### [EXERCISE GOAL]
Can you reproduce word for word everything in the youth turkey season thread from "## Southernsaug" down to "luck everyone ."?

### [TEXT BLOCK]
# Youth Turkey Season 2022



## joekacz

Good luck and stay safe to all of the youth hunters and their mentors…have a fun time


----------



## DL07

Thanks! Good luck to anyone else the heads out. We have to miss tomorrow morning but will be out early afternoon and Sunday.


----------



## Southernsaug

Not youth hunting But guiding for a wheeling sportsmen/wounded warrior hunt the next two days. Everyone be safe.


----------



## Carpn

Good luck everyone .


----------



## joekacz

Hopefully gonna see some pics posted and great stories…always nice to see those big smiles…or about the ones that “got away “…it’s all good 😊


----------



## DHower08

Leaving the house in 20 min. Sky looks like it's trying to clear up a little bit and light wind. After the rain tonight they should hit the fields right away


----------



## Carpn

Got one strutting with hens 125 yds away. Gobbled good in the tree . Flew down early . Quit gobbling when hens pitched to him . 

Just gotta sit here and watch the show and see how it plays out


----------



## Muddy

Good luck guys. I’m going to try to get out tomorrow.


----------



## Carpn

Bird went the other way . We're gonna head back out this evening at about 4 to try for some birds we've been scouting . They roost deep in a neighboring property so a morning hunt wouldnt of worked . But they roll thru most evenings on their way back to roost .

3 of my friends kids killed birds this morning .

### [ENTRIES PROVIDED]

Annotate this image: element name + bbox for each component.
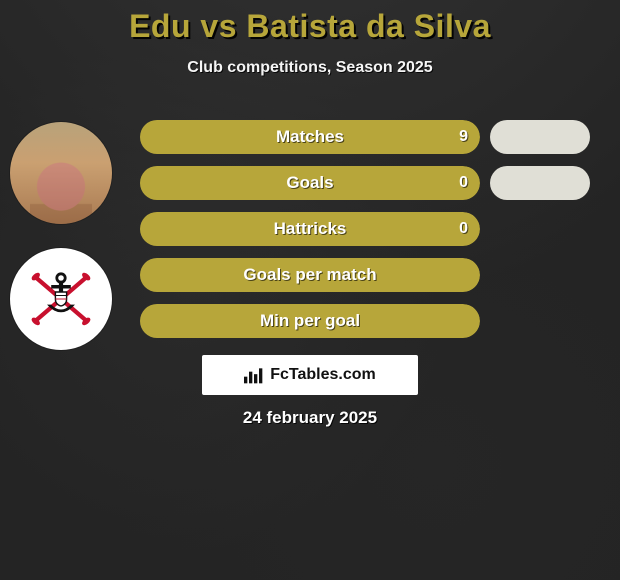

* * *

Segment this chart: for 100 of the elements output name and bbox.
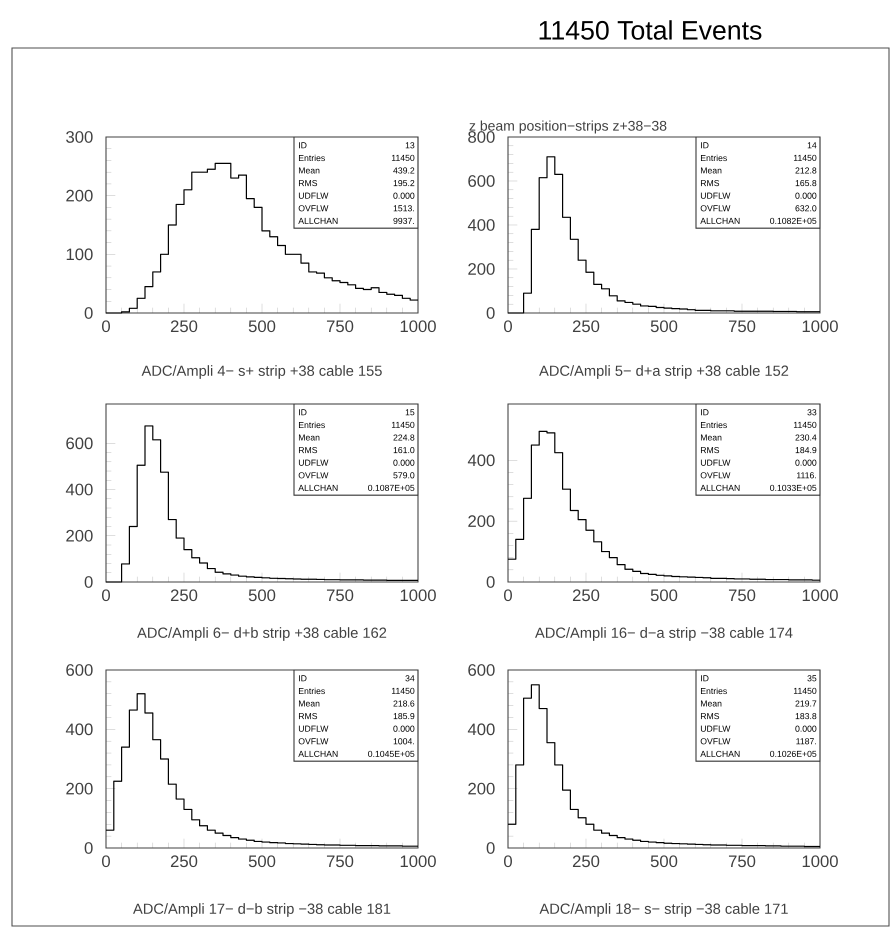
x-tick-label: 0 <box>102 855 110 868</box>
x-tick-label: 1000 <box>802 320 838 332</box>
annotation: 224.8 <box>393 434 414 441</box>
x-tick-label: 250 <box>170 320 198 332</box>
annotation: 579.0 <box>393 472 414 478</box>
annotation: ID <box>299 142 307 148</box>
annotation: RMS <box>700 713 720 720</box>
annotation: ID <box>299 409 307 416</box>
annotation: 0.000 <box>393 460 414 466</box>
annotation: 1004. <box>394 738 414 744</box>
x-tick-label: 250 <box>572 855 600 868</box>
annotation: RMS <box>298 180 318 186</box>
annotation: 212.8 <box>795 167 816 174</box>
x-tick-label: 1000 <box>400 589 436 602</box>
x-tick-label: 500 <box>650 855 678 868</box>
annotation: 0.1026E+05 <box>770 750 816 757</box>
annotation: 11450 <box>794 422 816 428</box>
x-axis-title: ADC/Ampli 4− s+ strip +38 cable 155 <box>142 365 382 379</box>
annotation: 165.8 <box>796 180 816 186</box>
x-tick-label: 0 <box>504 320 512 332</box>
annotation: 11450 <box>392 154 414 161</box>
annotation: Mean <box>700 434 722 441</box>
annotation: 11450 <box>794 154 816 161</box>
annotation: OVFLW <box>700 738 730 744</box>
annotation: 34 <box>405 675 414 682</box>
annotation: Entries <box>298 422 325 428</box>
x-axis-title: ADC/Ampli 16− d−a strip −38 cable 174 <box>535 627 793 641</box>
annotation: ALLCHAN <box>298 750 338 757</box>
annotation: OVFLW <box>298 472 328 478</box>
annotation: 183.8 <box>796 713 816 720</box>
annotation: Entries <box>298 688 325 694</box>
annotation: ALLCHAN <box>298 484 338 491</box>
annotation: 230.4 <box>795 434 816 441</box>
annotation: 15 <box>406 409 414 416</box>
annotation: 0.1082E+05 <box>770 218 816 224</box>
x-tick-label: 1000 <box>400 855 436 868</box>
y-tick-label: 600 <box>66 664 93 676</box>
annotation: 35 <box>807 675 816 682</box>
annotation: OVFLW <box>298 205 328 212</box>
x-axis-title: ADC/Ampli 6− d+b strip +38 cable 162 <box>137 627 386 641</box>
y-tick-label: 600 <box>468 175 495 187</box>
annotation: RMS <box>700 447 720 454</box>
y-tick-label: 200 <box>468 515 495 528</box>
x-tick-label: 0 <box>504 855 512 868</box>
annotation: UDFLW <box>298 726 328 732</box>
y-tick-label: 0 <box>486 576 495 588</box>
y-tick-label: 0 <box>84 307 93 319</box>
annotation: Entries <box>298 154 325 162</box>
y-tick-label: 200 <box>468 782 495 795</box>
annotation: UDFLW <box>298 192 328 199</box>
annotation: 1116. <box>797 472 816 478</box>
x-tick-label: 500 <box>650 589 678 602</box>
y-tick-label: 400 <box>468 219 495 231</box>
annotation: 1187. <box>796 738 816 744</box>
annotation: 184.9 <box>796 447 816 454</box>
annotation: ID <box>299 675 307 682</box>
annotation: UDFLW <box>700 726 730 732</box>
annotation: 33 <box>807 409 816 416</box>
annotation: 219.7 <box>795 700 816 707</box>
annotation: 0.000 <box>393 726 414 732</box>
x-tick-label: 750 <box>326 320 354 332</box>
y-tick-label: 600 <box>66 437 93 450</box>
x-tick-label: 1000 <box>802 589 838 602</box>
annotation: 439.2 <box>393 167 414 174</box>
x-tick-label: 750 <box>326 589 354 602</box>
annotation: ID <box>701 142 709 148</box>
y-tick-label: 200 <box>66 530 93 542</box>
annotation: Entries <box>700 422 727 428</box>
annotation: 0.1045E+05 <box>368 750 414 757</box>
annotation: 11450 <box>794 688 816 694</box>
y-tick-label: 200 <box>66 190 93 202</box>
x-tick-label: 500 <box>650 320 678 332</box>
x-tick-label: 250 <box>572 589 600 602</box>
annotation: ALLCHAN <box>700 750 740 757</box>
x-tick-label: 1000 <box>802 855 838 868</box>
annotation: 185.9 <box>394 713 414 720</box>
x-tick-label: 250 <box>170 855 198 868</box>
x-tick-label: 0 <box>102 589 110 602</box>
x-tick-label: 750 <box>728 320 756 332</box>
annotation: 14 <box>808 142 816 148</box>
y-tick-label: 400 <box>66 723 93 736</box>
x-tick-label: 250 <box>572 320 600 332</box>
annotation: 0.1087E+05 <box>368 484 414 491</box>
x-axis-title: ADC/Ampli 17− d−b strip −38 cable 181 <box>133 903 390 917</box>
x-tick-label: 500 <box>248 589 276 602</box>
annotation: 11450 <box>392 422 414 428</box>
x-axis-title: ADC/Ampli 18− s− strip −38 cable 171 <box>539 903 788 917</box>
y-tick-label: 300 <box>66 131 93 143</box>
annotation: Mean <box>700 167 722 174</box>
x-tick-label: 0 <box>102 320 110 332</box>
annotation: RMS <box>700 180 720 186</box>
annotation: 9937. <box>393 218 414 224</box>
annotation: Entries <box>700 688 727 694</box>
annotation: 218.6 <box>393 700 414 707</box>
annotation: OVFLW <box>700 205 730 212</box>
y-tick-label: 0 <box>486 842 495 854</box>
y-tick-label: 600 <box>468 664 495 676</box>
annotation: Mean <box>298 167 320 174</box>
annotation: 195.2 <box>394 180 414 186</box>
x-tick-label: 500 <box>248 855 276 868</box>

### [RESULT OF THIS TASK]
## Southernsaug

Not youth hunting But guiding for a wheeling sportsmen/wounded warrior hunt the next two days. Everyone be safe.


----------



## Carpn

Good luck everyone .